▸ **Input material**:
++++++++

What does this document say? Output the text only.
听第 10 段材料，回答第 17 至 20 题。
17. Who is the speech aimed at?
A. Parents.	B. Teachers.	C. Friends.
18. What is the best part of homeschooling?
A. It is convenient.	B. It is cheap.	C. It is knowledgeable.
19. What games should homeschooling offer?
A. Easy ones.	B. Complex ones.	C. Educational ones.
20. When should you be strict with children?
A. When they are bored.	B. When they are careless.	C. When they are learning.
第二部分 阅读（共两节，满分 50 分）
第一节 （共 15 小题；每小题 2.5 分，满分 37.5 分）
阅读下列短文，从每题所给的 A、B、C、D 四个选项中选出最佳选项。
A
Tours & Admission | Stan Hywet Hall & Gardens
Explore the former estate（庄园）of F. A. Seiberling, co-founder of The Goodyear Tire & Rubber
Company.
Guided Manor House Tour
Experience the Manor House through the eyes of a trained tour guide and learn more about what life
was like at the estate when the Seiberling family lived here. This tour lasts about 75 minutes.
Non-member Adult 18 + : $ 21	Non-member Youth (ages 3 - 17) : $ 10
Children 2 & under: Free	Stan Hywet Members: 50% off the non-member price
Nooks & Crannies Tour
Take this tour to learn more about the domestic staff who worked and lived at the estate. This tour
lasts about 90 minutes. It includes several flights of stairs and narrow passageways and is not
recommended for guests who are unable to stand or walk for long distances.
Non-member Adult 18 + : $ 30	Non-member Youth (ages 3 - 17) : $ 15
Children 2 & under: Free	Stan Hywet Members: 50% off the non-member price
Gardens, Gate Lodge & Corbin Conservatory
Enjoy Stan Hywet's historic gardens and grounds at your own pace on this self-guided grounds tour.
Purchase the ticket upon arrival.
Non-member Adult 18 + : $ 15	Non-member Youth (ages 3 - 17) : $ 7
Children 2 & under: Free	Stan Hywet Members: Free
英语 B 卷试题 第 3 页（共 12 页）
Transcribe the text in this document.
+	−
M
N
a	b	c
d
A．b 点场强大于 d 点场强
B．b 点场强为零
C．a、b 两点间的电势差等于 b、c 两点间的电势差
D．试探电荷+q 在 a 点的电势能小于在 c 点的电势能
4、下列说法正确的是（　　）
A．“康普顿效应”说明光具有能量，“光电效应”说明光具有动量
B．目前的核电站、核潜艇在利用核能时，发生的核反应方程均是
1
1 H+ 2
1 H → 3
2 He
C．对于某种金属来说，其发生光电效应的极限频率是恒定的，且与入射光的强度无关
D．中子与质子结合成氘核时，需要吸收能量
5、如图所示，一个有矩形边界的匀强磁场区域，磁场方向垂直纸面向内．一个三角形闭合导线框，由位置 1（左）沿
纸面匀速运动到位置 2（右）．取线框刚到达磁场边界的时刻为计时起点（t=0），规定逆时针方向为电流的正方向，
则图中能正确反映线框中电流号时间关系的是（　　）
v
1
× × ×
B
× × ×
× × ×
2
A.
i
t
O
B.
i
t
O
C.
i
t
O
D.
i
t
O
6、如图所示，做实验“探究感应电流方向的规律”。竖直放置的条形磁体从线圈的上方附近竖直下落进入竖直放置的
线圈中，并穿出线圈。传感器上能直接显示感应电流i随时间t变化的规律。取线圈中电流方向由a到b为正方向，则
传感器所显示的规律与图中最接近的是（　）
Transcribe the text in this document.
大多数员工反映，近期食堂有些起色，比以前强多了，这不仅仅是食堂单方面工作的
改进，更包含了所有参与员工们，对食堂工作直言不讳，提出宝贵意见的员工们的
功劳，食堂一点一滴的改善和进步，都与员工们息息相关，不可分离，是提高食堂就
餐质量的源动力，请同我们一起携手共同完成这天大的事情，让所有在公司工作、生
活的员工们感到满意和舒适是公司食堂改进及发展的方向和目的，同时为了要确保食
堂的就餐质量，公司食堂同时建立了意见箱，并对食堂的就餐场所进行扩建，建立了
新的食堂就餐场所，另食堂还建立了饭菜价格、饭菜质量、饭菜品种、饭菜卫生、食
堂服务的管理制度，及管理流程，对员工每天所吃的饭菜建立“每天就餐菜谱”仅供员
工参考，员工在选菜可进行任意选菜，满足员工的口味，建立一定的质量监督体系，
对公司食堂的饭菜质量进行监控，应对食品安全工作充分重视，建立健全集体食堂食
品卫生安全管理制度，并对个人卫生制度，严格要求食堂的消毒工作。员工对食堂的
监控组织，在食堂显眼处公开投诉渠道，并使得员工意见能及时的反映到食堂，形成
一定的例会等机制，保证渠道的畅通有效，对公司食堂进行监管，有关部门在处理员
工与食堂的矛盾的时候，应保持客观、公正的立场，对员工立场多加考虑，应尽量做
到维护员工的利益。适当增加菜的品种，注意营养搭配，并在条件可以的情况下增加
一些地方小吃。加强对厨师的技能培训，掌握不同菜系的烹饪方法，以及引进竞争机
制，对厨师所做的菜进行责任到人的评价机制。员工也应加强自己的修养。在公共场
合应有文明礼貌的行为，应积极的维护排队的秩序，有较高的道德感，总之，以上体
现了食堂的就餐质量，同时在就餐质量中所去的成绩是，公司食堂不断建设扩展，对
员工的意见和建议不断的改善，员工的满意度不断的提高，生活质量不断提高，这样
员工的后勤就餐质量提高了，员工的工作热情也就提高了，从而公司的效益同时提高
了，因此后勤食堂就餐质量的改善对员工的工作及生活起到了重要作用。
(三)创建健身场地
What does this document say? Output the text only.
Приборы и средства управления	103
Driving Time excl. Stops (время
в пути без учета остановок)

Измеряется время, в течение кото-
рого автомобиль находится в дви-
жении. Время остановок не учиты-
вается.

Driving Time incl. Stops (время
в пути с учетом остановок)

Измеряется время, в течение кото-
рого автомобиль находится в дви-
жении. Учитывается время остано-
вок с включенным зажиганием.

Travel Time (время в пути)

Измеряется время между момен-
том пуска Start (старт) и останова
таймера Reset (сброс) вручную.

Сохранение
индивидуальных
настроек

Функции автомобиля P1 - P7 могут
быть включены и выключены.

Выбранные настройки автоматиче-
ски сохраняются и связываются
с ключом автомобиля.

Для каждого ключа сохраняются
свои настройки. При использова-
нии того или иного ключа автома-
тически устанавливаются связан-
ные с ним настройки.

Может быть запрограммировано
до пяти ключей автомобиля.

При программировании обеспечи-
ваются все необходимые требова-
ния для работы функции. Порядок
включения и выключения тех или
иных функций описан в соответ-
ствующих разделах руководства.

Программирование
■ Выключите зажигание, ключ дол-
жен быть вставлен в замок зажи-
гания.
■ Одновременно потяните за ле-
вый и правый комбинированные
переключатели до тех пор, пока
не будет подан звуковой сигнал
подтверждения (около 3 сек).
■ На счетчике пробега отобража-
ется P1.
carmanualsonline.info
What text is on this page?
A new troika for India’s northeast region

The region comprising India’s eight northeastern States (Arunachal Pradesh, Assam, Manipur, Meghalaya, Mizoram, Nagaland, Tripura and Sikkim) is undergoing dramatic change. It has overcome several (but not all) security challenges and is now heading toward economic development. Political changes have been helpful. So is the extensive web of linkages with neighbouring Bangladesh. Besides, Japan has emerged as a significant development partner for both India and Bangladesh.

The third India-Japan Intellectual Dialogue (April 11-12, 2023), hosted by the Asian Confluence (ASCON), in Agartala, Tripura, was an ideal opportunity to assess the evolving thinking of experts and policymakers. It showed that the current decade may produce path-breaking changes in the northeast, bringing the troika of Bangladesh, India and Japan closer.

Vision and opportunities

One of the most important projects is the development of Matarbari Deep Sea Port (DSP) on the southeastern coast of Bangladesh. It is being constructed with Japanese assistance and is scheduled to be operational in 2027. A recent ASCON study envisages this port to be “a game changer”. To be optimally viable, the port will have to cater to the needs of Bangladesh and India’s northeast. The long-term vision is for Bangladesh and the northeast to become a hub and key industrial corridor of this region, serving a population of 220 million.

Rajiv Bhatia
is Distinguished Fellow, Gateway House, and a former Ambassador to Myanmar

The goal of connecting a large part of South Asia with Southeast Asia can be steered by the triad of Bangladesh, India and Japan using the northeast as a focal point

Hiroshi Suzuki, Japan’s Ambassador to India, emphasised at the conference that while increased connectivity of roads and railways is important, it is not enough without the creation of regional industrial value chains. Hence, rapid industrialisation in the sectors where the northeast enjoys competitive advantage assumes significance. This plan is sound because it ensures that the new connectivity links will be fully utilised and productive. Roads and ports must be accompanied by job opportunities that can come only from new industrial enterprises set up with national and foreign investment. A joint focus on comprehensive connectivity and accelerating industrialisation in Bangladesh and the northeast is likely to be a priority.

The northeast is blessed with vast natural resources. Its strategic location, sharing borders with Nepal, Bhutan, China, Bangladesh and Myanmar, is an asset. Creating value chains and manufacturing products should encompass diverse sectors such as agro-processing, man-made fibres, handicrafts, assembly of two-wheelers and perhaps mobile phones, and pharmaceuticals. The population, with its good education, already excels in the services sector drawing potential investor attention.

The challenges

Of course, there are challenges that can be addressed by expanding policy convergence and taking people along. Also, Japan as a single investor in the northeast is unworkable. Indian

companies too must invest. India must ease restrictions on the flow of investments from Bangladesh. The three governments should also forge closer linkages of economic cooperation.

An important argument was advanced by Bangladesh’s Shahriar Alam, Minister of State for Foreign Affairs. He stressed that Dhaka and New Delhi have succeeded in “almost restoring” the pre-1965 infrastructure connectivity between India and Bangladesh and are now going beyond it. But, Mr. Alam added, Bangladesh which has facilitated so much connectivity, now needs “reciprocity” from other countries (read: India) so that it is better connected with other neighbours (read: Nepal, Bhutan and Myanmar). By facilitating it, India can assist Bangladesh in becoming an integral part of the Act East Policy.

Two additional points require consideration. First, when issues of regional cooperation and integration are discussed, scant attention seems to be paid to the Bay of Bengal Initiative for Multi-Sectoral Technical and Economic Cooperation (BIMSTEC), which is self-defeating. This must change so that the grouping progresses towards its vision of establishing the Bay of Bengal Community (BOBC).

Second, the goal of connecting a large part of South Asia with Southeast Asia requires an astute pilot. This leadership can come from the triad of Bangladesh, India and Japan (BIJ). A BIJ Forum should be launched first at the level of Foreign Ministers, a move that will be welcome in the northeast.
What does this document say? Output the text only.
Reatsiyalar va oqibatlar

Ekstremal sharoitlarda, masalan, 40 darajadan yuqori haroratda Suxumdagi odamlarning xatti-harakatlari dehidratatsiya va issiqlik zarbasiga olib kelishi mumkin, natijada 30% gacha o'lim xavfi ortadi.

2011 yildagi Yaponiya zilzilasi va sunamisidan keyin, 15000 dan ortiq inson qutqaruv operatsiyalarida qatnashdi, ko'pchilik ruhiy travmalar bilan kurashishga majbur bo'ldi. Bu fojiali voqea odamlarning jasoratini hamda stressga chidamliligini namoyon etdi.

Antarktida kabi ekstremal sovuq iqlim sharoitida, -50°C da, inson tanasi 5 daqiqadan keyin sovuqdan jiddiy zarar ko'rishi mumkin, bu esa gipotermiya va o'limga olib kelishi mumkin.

++++++++

▸ **To be done**:
Look for lines containing the string "автомобиля" and copy them all.

▸ **Result**:
Функции автомобиля P1 - P7 могут
с ключом автомобиля.
до пяти ключей автомобиля.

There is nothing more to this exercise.